Challenge
Every line with the word "monitoraggio" in it should be extracted from the data that follows.

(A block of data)
_ _ _

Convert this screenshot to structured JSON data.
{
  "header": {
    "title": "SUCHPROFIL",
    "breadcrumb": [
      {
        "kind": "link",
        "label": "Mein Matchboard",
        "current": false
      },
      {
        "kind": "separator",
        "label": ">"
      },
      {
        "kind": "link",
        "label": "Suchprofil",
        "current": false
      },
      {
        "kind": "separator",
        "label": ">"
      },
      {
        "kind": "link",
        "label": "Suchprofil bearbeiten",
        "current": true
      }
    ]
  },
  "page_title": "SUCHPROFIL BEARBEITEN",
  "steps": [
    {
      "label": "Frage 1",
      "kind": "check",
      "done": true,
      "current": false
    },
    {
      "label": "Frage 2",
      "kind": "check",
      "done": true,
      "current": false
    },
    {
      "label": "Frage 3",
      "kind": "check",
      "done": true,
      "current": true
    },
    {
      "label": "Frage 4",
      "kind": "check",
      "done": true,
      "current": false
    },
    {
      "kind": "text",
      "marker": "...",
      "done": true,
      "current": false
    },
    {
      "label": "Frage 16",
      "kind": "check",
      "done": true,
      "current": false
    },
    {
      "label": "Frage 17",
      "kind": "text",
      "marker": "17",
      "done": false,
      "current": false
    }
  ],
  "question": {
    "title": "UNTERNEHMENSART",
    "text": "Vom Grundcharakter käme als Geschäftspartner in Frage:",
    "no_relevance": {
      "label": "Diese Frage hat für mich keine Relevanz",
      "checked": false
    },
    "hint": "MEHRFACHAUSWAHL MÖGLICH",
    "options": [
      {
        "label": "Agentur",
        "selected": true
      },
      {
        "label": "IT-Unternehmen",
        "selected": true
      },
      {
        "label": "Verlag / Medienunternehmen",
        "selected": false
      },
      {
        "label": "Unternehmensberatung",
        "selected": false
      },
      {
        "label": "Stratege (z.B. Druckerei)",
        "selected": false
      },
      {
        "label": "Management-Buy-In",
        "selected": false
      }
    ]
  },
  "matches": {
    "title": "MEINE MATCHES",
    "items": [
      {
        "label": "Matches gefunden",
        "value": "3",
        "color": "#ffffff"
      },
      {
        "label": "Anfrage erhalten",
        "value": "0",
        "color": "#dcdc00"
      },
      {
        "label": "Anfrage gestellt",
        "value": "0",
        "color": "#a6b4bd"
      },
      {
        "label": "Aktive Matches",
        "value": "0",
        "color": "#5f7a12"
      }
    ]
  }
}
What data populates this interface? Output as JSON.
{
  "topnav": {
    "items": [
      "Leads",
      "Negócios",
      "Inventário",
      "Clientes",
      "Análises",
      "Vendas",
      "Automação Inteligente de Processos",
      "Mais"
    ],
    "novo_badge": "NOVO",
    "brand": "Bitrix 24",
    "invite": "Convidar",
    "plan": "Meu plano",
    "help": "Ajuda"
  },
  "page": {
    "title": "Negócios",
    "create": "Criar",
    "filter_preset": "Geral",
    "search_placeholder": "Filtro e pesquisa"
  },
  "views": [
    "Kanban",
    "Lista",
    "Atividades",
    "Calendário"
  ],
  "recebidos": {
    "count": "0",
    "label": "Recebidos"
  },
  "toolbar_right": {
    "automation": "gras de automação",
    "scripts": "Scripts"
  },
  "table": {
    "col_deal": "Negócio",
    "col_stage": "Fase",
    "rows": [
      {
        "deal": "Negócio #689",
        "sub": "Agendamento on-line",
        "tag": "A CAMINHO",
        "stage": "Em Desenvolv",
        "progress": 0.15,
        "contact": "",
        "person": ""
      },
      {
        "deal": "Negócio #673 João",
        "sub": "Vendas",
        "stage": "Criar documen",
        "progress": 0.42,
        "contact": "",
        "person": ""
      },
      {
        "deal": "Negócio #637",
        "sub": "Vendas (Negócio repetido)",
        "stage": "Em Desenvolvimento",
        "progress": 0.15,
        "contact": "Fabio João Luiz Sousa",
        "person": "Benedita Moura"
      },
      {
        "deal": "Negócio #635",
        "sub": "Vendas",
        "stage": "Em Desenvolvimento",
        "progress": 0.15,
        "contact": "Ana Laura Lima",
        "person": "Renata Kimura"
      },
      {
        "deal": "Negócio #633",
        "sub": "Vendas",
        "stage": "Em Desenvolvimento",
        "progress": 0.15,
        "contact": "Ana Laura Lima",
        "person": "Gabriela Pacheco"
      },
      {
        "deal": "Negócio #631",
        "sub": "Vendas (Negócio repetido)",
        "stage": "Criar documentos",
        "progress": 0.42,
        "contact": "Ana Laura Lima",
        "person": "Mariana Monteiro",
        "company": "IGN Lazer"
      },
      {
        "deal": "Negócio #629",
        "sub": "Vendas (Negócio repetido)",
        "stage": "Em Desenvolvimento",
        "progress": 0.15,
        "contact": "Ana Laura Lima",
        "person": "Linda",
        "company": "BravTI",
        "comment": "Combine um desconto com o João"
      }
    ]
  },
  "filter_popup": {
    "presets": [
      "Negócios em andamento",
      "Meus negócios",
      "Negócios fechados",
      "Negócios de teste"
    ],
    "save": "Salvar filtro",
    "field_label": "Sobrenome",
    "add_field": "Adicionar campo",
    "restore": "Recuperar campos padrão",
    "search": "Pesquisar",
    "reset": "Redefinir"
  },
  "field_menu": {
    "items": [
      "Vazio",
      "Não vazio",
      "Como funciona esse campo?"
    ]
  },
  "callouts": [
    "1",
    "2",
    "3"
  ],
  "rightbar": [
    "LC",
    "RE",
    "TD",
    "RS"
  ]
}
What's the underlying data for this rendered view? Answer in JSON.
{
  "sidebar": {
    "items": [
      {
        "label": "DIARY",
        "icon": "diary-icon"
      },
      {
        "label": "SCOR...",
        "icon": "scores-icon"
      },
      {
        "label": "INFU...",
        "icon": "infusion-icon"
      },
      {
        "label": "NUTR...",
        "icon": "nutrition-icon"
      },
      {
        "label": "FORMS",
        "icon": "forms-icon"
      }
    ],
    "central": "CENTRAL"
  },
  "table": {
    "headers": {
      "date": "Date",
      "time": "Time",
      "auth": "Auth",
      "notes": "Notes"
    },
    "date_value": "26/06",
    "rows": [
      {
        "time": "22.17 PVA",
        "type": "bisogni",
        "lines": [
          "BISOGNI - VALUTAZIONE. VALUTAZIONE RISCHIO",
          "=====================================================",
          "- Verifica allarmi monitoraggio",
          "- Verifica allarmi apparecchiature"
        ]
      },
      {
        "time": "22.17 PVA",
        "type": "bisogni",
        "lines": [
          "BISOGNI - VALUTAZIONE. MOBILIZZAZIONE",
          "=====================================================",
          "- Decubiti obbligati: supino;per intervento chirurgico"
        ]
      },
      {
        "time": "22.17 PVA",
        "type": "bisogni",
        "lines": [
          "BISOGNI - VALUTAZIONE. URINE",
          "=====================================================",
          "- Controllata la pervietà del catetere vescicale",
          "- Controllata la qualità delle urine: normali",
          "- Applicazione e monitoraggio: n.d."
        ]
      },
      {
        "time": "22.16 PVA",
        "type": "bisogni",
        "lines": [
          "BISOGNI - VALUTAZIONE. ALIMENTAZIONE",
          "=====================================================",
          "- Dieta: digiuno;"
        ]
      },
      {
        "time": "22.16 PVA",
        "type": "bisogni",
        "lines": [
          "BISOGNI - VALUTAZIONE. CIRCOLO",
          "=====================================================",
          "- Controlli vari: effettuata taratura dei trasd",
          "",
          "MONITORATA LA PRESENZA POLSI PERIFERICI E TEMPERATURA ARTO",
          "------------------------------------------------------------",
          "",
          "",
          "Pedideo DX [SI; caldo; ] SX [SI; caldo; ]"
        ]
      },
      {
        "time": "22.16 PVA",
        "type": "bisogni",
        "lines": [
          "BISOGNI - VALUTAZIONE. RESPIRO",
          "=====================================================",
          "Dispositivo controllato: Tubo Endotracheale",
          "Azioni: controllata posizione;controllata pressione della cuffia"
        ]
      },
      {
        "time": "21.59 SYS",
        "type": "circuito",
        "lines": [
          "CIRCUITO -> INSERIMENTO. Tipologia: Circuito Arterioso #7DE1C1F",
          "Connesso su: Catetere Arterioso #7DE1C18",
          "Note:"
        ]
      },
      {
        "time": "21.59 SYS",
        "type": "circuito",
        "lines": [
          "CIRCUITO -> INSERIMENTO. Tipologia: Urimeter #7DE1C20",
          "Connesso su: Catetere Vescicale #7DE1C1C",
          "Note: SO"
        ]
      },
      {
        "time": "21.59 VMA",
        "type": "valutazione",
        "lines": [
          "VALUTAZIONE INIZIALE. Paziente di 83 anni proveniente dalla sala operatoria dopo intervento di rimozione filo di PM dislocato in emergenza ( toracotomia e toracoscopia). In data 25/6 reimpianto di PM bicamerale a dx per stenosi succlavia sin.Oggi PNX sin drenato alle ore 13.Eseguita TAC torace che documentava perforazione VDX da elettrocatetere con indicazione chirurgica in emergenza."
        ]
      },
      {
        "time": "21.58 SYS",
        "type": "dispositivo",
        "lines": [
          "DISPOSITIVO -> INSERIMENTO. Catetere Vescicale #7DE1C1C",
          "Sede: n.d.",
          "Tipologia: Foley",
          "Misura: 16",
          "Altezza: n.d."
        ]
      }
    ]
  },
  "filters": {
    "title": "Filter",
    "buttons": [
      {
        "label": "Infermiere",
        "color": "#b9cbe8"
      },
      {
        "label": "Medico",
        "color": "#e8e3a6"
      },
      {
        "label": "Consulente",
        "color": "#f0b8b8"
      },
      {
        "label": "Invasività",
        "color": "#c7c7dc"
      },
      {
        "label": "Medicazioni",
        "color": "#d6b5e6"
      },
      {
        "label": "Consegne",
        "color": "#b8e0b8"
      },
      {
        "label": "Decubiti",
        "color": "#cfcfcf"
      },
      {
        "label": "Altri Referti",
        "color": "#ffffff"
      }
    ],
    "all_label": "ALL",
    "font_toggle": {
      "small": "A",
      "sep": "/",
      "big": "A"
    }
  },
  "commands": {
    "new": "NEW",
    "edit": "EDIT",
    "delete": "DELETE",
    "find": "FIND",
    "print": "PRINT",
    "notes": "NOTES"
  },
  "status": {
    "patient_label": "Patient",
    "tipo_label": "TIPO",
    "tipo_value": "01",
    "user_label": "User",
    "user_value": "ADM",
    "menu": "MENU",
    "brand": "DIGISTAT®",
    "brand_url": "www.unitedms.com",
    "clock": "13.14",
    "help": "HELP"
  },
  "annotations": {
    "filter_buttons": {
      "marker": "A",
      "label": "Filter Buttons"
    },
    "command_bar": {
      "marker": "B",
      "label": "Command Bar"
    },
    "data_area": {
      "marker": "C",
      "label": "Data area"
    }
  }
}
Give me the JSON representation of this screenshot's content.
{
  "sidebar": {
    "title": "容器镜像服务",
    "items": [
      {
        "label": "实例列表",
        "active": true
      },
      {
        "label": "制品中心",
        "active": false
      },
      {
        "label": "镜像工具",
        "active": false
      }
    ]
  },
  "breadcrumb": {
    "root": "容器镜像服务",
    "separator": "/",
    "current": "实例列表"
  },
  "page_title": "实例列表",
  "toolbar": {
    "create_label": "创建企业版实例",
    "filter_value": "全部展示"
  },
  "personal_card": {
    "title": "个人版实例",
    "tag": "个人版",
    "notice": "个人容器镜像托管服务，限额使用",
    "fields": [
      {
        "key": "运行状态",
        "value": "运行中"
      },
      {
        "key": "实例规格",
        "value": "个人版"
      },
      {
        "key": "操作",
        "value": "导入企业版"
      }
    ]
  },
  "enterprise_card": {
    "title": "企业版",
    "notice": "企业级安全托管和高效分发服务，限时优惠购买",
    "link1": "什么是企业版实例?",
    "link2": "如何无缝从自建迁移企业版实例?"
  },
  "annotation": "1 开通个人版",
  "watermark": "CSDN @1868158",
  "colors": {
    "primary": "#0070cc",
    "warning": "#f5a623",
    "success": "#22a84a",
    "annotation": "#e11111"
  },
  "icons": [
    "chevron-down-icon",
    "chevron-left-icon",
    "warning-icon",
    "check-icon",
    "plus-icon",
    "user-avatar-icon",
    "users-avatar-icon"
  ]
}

_ _ _

Answer to this problem
          "- Verifica allarmi monitoraggio",
          "- Applicazione e monitoraggio: n.d."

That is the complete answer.